## Set exercise
Your task is to output the data exactly as it stands.

Dataset entries
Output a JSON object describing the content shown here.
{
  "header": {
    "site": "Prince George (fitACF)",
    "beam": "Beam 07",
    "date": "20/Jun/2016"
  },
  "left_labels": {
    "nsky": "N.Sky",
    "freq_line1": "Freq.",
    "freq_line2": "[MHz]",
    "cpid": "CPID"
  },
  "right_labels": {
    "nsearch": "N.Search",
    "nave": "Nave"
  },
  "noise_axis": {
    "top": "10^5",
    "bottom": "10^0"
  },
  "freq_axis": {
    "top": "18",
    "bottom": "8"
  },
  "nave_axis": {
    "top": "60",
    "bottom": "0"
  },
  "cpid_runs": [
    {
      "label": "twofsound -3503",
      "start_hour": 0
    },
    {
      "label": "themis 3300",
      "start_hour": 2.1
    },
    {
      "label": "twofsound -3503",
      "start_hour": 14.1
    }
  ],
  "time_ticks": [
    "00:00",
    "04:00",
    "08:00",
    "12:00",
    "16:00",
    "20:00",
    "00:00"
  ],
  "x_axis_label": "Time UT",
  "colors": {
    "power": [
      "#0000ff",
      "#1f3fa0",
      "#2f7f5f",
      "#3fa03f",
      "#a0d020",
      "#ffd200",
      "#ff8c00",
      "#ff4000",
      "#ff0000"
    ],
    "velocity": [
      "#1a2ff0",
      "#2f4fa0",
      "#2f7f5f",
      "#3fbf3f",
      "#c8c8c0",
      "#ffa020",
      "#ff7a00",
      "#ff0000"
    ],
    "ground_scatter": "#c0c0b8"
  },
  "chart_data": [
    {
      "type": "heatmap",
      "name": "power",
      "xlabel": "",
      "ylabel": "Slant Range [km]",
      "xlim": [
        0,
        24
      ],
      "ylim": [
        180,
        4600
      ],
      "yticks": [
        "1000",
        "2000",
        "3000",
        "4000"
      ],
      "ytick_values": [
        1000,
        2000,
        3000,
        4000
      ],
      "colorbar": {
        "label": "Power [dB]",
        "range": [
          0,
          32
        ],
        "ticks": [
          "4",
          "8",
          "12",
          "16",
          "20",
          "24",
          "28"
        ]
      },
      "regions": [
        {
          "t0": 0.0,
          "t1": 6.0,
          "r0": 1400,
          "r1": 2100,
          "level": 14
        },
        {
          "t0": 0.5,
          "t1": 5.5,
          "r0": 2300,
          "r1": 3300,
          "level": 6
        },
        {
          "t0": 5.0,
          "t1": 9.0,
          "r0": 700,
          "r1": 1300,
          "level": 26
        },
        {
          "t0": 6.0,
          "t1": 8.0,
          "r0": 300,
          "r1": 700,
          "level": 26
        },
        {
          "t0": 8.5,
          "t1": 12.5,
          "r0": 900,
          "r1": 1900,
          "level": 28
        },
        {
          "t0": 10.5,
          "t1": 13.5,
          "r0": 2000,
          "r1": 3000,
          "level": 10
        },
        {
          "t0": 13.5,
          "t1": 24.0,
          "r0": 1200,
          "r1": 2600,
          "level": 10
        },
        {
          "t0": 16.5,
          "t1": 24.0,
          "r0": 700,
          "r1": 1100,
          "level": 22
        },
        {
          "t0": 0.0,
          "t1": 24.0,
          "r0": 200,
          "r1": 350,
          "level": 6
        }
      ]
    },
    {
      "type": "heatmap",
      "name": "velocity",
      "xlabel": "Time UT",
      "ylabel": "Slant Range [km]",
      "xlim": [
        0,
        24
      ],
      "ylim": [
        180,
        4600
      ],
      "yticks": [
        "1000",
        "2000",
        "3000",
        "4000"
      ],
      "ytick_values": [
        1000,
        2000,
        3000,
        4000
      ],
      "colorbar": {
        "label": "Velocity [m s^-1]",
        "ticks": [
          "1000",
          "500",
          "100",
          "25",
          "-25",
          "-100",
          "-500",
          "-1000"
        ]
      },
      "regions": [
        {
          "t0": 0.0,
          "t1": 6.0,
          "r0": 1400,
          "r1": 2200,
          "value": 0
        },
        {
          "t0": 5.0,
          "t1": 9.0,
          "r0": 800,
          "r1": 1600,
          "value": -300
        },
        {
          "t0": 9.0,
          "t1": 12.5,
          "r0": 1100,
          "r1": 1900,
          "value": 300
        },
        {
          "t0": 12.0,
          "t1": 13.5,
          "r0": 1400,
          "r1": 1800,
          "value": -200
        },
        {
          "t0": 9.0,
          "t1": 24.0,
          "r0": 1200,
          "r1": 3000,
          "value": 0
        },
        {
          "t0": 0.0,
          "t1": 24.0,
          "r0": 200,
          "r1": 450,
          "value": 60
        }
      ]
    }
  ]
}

## Finished task
Output a JSON object describing the content shown here.
{
  "header": {
    "site": "Prince George (fitACF)",
    "beam": "Beam 07",
    "date": "20/Jun/2016"
  },
  "left_labels": {
    "nsky": "N.Sky",
    "freq_line1": "Freq.",
    "freq_line2": "[MHz]",
    "cpid": "CPID"
  },
  "right_labels": {
    "nsearch": "N.Search",
    "nave": "Nave"
  },
  "noise_axis": {
    "top": "10^5",
    "bottom": "10^0"
  },
  "freq_axis": {
    "top": "18",
    "bottom": "8"
  },
  "nave_axis": {
    "top": "60",
    "bottom": "0"
  },
  "cpid_runs": [
    {
      "label": "twofsound -3503",
      "start_hour": 0
    },
    {
      "label": "themis 3300",
      "start_hour": 2.1
    },
    {
      "label": "twofsound -3503",
      "start_hour": 14.1
    }
  ],
  "time_ticks": [
    "00:00",
    "04:00",
    "08:00",
    "12:00",
    "16:00",
    "20:00",
    "00:00"
  ],
  "x_axis_label": "Time UT",
  "colors": {
    "power": [
      "#0000ff",
      "#1f3fa0",
      "#2f7f5f",
      "#3fa03f",
      "#a0d020",
      "#ffd200",
      "#ff8c00",
      "#ff4000",
      "#ff0000"
    ],
    "velocity": [
      "#1a2ff0",
      "#2f4fa0",
      "#2f7f5f",
      "#3fbf3f",
      "#c8c8c0",
      "#ffa020",
      "#ff7a00",
      "#ff0000"
    ],
    "ground_scatter": "#c0c0b8"
  },
  "chart_data": [
    {
      "type": "heatmap",
      "name": "power",
      "xlabel": "",
      "ylabel": "Slant Range [km]",
      "xlim": [
        0,
        24
      ],
      "ylim": [
        180,
        4600
      ],
      "yticks": [
        "1000",
        "2000",
        "3000",
        "4000"
      ],
      "ytick_values": [
        1000,
        2000,
        3000,
        4000
      ],
      "colorbar": {
        "label": "Power [dB]",
        "range": [
          0,
          32
        ],
        "ticks": [
          "4",
          "8",
          "12",
          "16",
          "20",
          "24",
          "28"
        ]
      },
      "regions": [
        {
          "t0": 0.0,
          "t1": 6.0,
          "r0": 1400,
          "r1": 2100,
          "level": 14
        },
        {
          "t0": 0.5,
          "t1": 5.5,
          "r0": 2300,
          "r1": 3300,
          "level": 6
        },
        {
          "t0": 5.0,
          "t1": 9.0,
          "r0": 700,
          "r1": 1300,
          "level": 26
        },
        {
          "t0": 6.0,
          "t1": 8.0,
          "r0": 300,
          "r1": 700,
          "level": 26
        },
        {
          "t0": 8.5,
          "t1": 12.5,
          "r0": 900,
          "r1": 1900,
          "level": 28
        },
        {
          "t0": 10.5,
          "t1": 13.5,
          "r0": 2000,
          "r1": 3000,
          "level": 10
        },
        {
          "t0": 13.5,
          "t1": 24.0,
          "r0": 1200,
          "r1": 2600,
          "level": 10
        },
        {
          "t0": 16.5,
          "t1": 24.0,
          "r0": 700,
          "r1": 1100,
          "level": 22
        },
        {
          "t0": 0.0,
          "t1": 24.0,
          "r0": 200,
          "r1": 350,
          "level": 6
        }
      ]
    },
    {
      "type": "heatmap",
      "name": "velocity",
      "xlabel": "Time UT",
      "ylabel": "Slant Range [km]",
      "xlim": [
        0,
        24
      ],
      "ylim": [
        180,
        4600
      ],
      "yticks": [
        "1000",
        "2000",
        "3000",
        "4000"
      ],
      "ytick_values": [
        1000,
        2000,
        3000,
        4000
      ],
      "colorbar": {
        "label": "Velocity [m s^-1]",
        "ticks": [
          "1000",
          "500",
          "100",
          "25",
          "-25",
          "-100",
          "-500",
          "-1000"
        ]
      },
      "regions": [
        {
          "t0": 0.0,
          "t1": 6.0,
          "r0": 1400,
          "r1": 2200,
          "value": 0
        },
        {
          "t0": 5.0,
          "t1": 9.0,
          "r0": 800,
          "r1": 1600,
          "value": -300
        },
        {
          "t0": 9.0,
          "t1": 12.5,
          "r0": 1100,
          "r1": 1900,
          "value": 300
        },
        {
          "t0": 12.0,
          "t1": 13.5,
          "r0": 1400,
          "r1": 1800,
          "value": -200
        },
        {
          "t0": 9.0,
          "t1": 24.0,
          "r0": 1200,
          "r1": 3000,
          "value": 0
        },
        {
          "t0": 0.0,
          "t1": 24.0,
          "r0": 200,
          "r1": 450,
          "value": 60
        }
      ]
    }
  ]
}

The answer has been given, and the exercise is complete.